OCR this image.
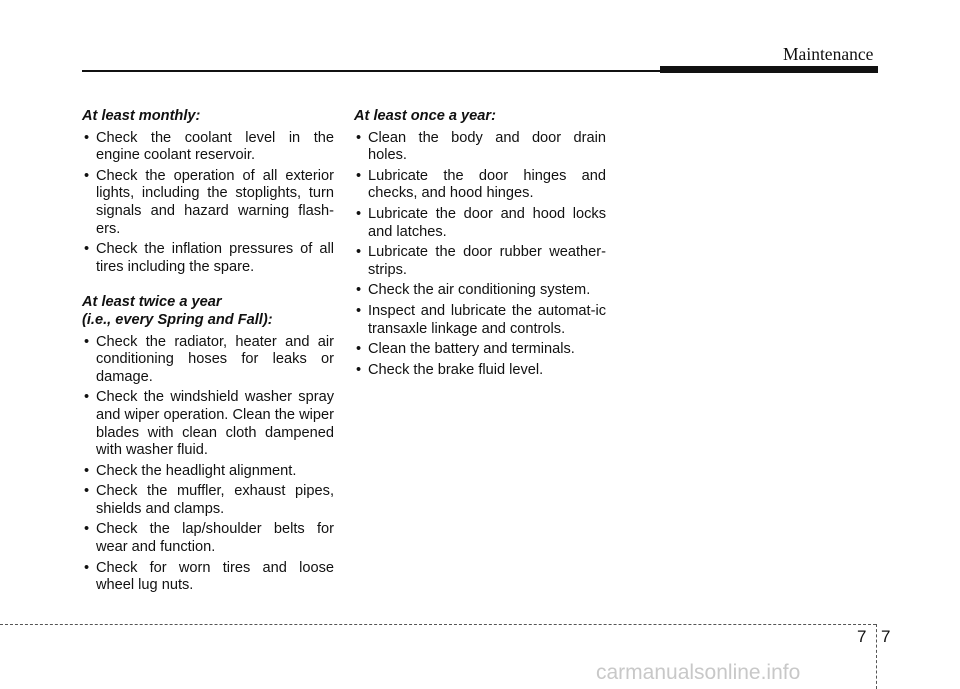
Maintenance
At least monthly:
• Check the coolant level in the engine coolant reservoir.
• Check the operation of all exterior lights, including the stoplights, turn signals and hazard warning flash-ers.
• Check the inflation pressures of all tires including the spare.
At least twice a year
(i.e., every Spring and Fall):
• Check the radiator, heater and air conditioning hoses for leaks or damage.
• Check the windshield washer spray and wiper operation. Clean the wiper blades with clean cloth dampened with washer fluid.
• Check the headlight alignment.
• Check the muffler, exhaust pipes, shields and clamps.
• Check the lap/shoulder belts for wear and function.
• Check for worn tires and loose wheel lug nuts.
At least once a year:
• Clean the body and door drain holes.
• Lubricate the door hinges and checks, and hood hinges.
• Lubricate the door and hood locks and latches.
• Lubricate the door rubber weather-strips.
• Check the air conditioning system.
• Inspect and lubricate the automat-ic transaxle linkage and controls.
• Clean the battery and terminals.
• Check the brake fluid level.
7 7
carmanualsonline.info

### YOUR GOAL
Copy every line in the listing above where the string "hood" turns up.

### EXERCISE RESULT
• Lubricate the door hinges and checks, and hood hinges.
• Lubricate the door and hood locks and latches.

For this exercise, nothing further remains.